++++ Supplied records ++++

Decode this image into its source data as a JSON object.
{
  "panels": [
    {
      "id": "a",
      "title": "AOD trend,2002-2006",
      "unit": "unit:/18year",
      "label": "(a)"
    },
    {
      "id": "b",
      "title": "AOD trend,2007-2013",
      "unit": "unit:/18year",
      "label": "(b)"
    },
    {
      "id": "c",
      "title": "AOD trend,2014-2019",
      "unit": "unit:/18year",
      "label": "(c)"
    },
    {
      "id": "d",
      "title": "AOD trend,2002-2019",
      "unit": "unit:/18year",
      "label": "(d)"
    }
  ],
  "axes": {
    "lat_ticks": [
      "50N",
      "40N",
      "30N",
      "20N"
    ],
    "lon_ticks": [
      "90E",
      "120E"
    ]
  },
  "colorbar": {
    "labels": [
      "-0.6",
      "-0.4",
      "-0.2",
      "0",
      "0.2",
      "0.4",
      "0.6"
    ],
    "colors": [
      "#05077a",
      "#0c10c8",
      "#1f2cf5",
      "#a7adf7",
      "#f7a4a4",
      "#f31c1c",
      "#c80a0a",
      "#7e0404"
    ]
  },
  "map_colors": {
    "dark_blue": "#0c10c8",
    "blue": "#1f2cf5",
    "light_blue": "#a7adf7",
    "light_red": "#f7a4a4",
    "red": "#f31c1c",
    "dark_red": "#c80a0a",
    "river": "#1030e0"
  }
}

++++

Copy out the material above in its entirety. Every detail must match.

Decode this image into its source data as a JSON object.
{
  "panels": [
    {
      "id": "a",
      "title": "AOD trend,2002-2006",
      "unit": "unit:/18year",
      "label": "(a)"
    },
    {
      "id": "b",
      "title": "AOD trend,2007-2013",
      "unit": "unit:/18year",
      "label": "(b)"
    },
    {
      "id": "c",
      "title": "AOD trend,2014-2019",
      "unit": "unit:/18year",
      "label": "(c)"
    },
    {
      "id": "d",
      "title": "AOD trend,2002-2019",
      "unit": "unit:/18year",
      "label": "(d)"
    }
  ],
  "axes": {
    "lat_ticks": [
      "50N",
      "40N",
      "30N",
      "20N"
    ],
    "lon_ticks": [
      "90E",
      "120E"
    ]
  },
  "colorbar": {
    "labels": [
      "-0.6",
      "-0.4",
      "-0.2",
      "0",
      "0.2",
      "0.4",
      "0.6"
    ],
    "colors": [
      "#05077a",
      "#0c10c8",
      "#1f2cf5",
      "#a7adf7",
      "#f7a4a4",
      "#f31c1c",
      "#c80a0a",
      "#7e0404"
    ]
  },
  "map_colors": {
    "dark_blue": "#0c10c8",
    "blue": "#1f2cf5",
    "light_blue": "#a7adf7",
    "light_red": "#f7a4a4",
    "red": "#f31c1c",
    "dark_red": "#c80a0a",
    "river": "#1030e0"
  }
}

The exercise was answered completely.